(Passage to read)
FireEye, a US cybersecurity firm, says that it has seen a concerning spike in activity from what appears to be a Chinese hacking group called APT41. The attacks are being deployed against companies in the US, Canada, the UK and several other counties, which is atypical of Chinese hackers' typical strategy of focusing on a few particular targets. According to FireEye's report, the group is exploiting software flaws in applications and hardware developed by Cisco, Citrix and others to gain access to target companies' networks and download files via FTP, among other strategies. According to the firm, the attacks began on January 20th, dipped during the Chinese New Year celebrations and COVID-19 quarantine measures and are now back at full scale, affecting 75 of FireEye's customers.
Cisco and Citrix both told Reuters that they have patched the vulnerabilities that were being exploited by APT41. Citrix is also coordinating with FireEye to find "potential compromises." Reuters reached out to Dell Technologies' cybersecurity arm, Secureworks, which stated that the company has also seen increased activity from Chinese hackers "over the last few weeks."

[Records from a dataset]
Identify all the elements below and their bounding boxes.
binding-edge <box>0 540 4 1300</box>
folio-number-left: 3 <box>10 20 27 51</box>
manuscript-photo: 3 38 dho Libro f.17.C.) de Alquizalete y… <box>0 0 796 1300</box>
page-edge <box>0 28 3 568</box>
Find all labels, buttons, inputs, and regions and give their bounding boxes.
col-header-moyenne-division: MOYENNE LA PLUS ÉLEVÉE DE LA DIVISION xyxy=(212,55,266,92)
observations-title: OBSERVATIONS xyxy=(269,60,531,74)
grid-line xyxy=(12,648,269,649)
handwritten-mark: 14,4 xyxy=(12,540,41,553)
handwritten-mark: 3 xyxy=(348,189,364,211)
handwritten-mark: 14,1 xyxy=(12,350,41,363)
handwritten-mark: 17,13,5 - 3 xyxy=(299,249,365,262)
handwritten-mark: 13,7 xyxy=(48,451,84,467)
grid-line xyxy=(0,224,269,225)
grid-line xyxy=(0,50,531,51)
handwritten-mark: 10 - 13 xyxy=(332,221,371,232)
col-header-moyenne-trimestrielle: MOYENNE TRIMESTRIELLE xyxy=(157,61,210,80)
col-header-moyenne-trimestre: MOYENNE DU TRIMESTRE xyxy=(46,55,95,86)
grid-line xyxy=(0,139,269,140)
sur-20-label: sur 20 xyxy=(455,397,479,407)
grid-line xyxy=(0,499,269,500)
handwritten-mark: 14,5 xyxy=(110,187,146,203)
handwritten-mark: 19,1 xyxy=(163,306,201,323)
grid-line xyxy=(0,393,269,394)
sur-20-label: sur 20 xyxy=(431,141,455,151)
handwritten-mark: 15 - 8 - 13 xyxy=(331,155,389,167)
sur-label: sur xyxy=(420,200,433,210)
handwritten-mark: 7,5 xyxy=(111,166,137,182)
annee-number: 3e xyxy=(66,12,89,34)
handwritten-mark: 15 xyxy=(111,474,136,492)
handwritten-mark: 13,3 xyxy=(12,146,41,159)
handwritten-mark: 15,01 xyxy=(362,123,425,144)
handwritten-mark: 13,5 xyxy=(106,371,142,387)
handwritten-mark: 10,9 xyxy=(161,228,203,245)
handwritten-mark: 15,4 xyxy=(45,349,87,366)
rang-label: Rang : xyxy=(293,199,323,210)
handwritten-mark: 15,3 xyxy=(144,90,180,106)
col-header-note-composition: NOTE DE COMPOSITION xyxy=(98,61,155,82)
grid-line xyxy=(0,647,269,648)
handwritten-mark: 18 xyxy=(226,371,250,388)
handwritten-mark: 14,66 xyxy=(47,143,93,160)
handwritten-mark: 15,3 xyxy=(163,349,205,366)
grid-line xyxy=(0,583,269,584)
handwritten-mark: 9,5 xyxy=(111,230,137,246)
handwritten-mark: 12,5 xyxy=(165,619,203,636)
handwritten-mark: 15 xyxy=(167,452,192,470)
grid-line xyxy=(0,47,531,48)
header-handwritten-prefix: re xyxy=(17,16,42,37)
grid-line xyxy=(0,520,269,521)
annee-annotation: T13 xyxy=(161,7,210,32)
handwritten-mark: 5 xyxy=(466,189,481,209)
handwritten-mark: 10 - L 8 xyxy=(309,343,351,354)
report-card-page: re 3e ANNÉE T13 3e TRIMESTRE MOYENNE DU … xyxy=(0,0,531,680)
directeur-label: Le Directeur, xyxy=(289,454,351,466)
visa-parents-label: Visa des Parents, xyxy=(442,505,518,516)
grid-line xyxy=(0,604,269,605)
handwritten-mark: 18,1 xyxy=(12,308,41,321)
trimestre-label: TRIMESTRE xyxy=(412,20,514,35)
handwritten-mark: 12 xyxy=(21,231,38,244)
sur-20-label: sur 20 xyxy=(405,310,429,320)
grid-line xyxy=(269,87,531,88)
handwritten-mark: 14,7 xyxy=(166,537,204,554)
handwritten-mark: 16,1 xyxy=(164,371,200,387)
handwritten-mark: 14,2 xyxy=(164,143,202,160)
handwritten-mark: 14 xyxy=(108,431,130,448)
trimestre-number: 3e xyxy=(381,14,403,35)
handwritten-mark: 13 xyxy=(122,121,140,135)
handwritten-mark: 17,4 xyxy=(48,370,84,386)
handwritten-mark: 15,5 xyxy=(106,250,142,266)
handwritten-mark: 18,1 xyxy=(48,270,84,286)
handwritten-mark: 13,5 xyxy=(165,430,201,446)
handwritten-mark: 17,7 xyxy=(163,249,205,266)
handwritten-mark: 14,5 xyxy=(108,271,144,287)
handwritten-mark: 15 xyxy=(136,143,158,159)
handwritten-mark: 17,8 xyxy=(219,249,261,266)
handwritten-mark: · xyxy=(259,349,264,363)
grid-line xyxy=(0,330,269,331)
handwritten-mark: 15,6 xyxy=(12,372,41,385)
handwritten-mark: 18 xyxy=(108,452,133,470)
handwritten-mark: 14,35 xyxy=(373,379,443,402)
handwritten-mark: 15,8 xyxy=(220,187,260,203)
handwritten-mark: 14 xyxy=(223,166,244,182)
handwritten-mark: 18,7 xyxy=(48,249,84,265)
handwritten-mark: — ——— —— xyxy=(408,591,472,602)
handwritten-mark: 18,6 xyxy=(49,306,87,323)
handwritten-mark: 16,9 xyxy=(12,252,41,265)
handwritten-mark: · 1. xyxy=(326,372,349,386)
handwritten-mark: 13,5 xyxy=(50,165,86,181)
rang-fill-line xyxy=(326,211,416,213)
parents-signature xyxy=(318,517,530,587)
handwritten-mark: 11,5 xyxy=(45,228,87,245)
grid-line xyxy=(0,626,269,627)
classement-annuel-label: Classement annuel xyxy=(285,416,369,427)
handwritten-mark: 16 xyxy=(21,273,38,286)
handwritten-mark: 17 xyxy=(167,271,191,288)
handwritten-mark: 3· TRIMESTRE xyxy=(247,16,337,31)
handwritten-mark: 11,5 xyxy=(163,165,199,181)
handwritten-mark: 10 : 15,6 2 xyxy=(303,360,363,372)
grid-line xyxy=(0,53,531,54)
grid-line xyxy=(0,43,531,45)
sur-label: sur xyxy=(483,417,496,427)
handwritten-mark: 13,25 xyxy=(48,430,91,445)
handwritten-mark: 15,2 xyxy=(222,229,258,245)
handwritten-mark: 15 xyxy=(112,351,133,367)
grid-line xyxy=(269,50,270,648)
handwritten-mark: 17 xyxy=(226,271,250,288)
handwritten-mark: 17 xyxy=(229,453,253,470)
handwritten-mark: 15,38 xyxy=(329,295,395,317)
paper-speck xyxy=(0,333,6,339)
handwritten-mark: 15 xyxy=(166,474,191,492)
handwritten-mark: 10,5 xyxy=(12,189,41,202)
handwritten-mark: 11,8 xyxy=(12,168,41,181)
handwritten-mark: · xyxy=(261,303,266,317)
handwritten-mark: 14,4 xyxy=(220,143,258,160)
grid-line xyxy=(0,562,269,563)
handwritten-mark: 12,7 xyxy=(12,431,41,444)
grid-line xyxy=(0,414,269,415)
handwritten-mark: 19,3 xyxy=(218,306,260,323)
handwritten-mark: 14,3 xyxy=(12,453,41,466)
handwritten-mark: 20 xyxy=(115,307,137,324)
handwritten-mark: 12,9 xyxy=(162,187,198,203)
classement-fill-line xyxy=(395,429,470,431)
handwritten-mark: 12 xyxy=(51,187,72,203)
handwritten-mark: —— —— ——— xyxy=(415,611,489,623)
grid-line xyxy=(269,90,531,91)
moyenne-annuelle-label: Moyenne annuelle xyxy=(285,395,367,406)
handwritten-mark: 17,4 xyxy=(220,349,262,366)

(Instructions)
1 - Answer these questions using the article on the APT41 attacks.
(a) On what date did the attacks begin, according to FireEye?
(b) How many of FireEye's customers have been affected?
(c) Which Dell Technologies cybersecurity arm did Reuters contact?
2 - Proceed with the article on the APT41 attacks, writing on from its final sentence.
These items come from a different source than the article on the APT41 attacks.

(Responses to the exercise)
1 -
(a) January 20th
(b) 75
(c) Secureworks

2 -
Chinese government contractors carrying out cyber attacks is nothing new, but the scope of these current initiatives is concerning. Companies in about 20 countries are being targeted, and APT41 is carrying out subsequent attacks frequently: "This activity is one of the most widespread campaigns we have seen from China-nexus espionage actors in recent years," says FireEye. "This new activity from this group shows how resourceful and how quickly they can leverage newly disclosed vulnerabilities to their advantage." Whether the attackers are purposely taking advantage of a reduced cybersecurity workforce during the coronavirus pandemic or the timing is just a coincidence remains to be determined.